▶ [EXERCISE DETAILS]
Gather from the material every line that contains the string "text".

'''

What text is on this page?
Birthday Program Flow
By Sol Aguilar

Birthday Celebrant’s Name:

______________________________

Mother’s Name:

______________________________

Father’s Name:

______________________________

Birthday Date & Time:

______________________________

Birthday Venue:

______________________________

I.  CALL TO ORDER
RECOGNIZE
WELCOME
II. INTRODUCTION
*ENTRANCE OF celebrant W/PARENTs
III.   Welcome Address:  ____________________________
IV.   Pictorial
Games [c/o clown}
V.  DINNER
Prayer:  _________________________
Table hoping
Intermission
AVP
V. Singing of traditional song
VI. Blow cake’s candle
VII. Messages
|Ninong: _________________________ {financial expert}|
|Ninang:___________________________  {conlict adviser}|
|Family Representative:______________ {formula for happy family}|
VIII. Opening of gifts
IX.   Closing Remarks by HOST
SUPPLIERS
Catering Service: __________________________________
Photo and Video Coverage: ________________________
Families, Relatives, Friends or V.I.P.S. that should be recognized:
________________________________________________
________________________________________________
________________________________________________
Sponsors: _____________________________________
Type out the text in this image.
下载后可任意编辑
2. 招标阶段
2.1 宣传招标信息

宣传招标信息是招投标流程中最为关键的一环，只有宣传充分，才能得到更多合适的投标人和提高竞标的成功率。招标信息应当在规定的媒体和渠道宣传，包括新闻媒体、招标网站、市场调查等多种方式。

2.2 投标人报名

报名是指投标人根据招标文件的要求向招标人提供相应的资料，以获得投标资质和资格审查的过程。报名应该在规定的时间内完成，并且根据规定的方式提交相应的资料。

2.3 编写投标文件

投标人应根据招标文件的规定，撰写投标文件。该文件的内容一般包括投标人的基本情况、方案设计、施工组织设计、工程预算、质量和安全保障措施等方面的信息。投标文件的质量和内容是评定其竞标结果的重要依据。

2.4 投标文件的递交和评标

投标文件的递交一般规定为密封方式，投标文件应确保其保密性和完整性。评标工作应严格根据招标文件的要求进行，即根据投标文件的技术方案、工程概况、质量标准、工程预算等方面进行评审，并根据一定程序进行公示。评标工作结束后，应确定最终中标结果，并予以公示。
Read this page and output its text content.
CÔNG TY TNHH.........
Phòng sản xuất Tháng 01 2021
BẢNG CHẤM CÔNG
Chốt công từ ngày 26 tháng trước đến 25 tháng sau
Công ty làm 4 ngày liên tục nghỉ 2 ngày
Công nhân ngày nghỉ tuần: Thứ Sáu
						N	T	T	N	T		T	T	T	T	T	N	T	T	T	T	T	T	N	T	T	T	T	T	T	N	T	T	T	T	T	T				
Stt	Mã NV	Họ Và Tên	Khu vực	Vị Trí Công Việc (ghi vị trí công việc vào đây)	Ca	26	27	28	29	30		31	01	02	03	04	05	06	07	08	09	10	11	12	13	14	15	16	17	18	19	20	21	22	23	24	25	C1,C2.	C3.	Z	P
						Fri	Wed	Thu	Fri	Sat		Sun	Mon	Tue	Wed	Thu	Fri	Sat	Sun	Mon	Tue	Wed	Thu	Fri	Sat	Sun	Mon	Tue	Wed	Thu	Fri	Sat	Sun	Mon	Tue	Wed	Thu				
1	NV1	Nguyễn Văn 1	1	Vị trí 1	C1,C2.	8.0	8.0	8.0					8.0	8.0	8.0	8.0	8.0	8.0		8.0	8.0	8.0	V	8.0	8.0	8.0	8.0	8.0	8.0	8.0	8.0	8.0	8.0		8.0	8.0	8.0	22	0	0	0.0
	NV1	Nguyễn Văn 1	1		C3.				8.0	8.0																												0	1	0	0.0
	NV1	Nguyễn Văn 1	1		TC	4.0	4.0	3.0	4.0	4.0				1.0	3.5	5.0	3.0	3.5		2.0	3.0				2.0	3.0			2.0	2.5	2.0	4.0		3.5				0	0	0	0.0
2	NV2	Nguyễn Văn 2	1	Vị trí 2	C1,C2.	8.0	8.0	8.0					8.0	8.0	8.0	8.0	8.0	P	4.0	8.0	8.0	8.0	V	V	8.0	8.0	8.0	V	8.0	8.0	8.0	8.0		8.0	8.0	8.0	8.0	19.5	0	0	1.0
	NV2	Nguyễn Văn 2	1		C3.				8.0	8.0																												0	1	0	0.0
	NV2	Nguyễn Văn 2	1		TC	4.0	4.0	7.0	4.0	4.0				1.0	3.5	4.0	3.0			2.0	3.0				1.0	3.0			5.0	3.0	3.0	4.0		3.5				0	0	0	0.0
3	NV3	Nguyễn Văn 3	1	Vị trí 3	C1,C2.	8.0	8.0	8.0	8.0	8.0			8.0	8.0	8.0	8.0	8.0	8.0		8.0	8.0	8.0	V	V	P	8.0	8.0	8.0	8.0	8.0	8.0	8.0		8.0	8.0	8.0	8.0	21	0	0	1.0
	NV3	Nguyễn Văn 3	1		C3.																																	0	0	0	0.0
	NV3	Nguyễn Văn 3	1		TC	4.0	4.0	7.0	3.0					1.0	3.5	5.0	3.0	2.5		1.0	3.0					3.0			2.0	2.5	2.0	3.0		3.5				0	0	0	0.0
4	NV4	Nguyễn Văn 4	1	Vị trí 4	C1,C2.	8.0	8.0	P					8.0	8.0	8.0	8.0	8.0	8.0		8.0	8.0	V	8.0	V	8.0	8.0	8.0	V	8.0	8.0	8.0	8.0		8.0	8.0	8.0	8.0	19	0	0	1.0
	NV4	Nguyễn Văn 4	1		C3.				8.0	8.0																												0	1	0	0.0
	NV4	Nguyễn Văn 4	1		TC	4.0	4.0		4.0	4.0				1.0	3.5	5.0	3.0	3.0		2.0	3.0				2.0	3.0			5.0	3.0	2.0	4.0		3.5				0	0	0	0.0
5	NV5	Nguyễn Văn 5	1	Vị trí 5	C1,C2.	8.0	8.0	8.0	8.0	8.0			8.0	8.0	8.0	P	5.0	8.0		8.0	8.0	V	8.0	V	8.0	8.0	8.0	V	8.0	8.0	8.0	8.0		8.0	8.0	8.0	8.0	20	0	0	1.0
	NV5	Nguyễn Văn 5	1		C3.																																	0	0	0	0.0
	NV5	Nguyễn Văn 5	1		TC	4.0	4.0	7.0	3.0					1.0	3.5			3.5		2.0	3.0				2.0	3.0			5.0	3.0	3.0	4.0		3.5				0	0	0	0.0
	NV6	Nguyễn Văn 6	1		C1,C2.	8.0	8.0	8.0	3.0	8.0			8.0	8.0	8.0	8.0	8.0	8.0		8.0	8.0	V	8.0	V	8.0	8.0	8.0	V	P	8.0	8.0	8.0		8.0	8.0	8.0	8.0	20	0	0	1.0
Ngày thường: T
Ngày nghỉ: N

'''

▶ [EXERCISE ANSWER]
What text is on this page?
Type out the text in this image.
Read this page and output its text content.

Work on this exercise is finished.